Set task » Identify the lines that contain the word "value", then copy them.

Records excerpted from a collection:
....

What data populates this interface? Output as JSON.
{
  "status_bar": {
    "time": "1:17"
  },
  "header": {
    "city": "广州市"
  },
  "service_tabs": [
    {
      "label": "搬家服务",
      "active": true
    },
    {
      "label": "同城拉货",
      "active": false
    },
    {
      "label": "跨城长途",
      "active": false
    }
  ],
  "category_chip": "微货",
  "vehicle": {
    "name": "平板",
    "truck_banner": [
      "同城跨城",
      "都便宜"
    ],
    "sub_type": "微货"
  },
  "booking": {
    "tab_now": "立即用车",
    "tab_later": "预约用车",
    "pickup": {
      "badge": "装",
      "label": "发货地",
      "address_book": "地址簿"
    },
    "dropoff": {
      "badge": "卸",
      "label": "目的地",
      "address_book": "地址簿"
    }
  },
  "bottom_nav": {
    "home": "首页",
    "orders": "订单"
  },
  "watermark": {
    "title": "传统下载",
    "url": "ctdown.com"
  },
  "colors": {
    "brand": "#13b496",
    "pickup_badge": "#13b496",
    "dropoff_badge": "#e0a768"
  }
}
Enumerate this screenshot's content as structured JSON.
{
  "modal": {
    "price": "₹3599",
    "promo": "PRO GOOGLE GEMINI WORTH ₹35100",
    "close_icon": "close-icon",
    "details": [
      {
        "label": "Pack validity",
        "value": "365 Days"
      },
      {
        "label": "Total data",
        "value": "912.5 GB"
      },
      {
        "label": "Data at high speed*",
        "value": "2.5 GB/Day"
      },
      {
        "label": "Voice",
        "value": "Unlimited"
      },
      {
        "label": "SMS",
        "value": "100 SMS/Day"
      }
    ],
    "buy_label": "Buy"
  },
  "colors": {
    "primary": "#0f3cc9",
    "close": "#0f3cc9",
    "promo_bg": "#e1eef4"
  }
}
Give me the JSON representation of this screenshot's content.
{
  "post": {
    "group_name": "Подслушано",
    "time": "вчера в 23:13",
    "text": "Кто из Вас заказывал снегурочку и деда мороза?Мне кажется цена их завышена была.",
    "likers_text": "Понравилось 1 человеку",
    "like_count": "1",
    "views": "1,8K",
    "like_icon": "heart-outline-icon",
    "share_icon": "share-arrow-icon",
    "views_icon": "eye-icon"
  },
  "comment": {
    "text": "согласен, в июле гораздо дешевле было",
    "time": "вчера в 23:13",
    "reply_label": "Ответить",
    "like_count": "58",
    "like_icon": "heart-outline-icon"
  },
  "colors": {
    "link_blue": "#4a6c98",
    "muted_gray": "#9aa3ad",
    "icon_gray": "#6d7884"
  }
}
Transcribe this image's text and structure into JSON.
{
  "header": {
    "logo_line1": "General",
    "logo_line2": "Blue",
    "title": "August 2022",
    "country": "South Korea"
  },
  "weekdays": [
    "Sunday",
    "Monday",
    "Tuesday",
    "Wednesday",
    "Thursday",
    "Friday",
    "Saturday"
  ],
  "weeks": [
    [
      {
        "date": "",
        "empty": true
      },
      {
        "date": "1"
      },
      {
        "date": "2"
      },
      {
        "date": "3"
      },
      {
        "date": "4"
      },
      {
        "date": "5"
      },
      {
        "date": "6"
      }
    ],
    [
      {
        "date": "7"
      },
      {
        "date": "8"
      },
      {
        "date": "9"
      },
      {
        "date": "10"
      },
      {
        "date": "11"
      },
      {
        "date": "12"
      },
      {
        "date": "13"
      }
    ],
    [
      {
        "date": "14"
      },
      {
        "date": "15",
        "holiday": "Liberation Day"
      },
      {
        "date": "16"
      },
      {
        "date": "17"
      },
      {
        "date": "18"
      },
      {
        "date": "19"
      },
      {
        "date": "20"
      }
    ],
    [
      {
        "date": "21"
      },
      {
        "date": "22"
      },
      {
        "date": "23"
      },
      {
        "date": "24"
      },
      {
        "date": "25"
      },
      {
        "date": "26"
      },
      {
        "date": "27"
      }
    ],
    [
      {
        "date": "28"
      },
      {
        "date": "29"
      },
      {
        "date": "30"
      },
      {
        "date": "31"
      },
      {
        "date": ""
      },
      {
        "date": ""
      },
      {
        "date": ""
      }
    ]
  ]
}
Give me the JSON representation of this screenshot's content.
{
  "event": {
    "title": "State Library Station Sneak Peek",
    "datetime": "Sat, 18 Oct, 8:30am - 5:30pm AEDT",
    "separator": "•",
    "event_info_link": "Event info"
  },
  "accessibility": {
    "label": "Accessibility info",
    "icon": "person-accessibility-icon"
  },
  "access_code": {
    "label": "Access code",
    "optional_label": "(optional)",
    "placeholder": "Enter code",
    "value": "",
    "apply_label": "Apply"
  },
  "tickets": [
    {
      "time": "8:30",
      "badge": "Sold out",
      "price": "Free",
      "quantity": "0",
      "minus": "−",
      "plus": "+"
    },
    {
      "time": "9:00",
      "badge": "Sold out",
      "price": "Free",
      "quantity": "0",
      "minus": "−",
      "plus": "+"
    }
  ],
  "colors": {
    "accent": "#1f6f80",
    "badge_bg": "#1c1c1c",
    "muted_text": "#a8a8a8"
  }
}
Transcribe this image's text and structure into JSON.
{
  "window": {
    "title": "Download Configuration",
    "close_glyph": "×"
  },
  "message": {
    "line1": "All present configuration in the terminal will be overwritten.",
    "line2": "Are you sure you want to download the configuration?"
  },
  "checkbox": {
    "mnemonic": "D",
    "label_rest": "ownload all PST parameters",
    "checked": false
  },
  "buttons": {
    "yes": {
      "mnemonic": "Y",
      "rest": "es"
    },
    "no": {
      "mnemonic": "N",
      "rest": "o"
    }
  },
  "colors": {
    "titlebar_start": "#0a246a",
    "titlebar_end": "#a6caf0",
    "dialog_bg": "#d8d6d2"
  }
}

....

The result »
        "value": "365 Days"
        "value": "912.5 GB"
        "value": "2.5 GB/Day"
        "value": "Unlimited"
        "value": "100 SMS/Day"
    "value": "",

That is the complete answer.